[Start Rows]

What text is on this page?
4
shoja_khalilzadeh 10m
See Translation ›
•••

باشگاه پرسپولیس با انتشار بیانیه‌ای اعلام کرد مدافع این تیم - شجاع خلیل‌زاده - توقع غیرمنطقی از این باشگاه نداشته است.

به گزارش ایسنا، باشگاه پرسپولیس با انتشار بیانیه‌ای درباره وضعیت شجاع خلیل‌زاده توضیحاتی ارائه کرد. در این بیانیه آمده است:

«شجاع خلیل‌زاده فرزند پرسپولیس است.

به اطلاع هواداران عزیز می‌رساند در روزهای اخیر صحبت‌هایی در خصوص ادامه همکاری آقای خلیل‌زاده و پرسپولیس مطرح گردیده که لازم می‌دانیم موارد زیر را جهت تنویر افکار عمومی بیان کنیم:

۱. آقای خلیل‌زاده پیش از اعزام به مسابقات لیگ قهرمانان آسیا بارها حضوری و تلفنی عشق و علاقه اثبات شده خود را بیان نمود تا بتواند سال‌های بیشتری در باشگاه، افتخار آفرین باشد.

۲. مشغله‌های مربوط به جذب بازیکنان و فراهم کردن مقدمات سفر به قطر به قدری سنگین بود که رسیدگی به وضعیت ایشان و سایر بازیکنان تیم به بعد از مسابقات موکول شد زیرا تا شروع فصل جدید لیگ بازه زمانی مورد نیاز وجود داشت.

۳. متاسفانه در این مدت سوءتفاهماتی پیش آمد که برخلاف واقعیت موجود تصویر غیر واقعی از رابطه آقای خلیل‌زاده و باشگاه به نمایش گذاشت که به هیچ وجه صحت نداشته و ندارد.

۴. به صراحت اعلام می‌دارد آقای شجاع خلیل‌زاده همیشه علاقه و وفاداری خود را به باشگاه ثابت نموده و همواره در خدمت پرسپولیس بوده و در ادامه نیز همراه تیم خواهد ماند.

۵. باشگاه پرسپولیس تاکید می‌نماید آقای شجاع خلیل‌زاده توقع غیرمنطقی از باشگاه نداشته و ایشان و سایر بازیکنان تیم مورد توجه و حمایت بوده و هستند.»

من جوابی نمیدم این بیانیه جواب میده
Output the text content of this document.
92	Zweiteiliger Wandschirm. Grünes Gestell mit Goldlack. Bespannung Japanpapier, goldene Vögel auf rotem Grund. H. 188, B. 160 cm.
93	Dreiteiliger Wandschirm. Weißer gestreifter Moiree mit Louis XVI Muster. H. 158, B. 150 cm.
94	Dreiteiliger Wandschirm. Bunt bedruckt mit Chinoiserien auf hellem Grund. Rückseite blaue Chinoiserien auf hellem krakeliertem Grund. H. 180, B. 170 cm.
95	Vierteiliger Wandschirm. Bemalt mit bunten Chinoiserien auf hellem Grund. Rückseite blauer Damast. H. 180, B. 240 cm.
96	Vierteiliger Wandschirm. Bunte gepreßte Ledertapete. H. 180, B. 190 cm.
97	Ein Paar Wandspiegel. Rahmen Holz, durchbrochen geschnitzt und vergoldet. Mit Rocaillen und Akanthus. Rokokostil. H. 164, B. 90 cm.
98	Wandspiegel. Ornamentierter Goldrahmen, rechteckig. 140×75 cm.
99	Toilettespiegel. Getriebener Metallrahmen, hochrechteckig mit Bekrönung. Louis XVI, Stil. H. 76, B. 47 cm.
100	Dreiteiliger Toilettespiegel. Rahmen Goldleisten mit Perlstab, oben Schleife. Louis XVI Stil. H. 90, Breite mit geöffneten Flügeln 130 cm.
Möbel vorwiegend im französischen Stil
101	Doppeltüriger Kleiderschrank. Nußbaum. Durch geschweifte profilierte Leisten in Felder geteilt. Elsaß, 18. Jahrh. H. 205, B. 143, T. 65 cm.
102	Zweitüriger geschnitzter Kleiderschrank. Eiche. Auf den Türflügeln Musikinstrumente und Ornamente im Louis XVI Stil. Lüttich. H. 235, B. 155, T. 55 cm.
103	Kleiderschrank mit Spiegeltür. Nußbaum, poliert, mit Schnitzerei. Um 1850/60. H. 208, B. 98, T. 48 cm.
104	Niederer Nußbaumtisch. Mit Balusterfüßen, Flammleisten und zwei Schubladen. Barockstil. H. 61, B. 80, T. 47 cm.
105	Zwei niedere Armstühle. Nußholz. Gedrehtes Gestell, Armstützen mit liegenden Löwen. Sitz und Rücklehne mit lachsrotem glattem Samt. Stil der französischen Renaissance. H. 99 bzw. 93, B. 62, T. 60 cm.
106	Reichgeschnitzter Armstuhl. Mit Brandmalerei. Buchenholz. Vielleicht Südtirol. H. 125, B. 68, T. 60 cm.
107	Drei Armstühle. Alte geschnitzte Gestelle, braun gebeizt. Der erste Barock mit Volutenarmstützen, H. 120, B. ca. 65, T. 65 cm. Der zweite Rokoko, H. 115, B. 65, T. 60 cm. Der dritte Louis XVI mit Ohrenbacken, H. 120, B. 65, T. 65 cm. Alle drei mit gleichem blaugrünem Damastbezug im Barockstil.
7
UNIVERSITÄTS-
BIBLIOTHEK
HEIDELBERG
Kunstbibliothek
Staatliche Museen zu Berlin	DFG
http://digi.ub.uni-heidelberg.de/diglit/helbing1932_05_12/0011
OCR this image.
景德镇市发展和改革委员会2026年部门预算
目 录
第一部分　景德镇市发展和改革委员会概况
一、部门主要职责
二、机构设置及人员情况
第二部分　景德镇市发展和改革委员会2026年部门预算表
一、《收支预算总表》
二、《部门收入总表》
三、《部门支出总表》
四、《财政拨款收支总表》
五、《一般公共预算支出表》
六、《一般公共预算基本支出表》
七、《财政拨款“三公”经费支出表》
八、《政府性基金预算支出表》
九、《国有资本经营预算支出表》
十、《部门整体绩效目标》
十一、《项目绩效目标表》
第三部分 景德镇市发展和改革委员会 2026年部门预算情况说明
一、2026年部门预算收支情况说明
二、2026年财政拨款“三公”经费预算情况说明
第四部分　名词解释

[End Rows]

### Objective
Give the count of lines containing "ایشان", with no added text.

### Full solution
2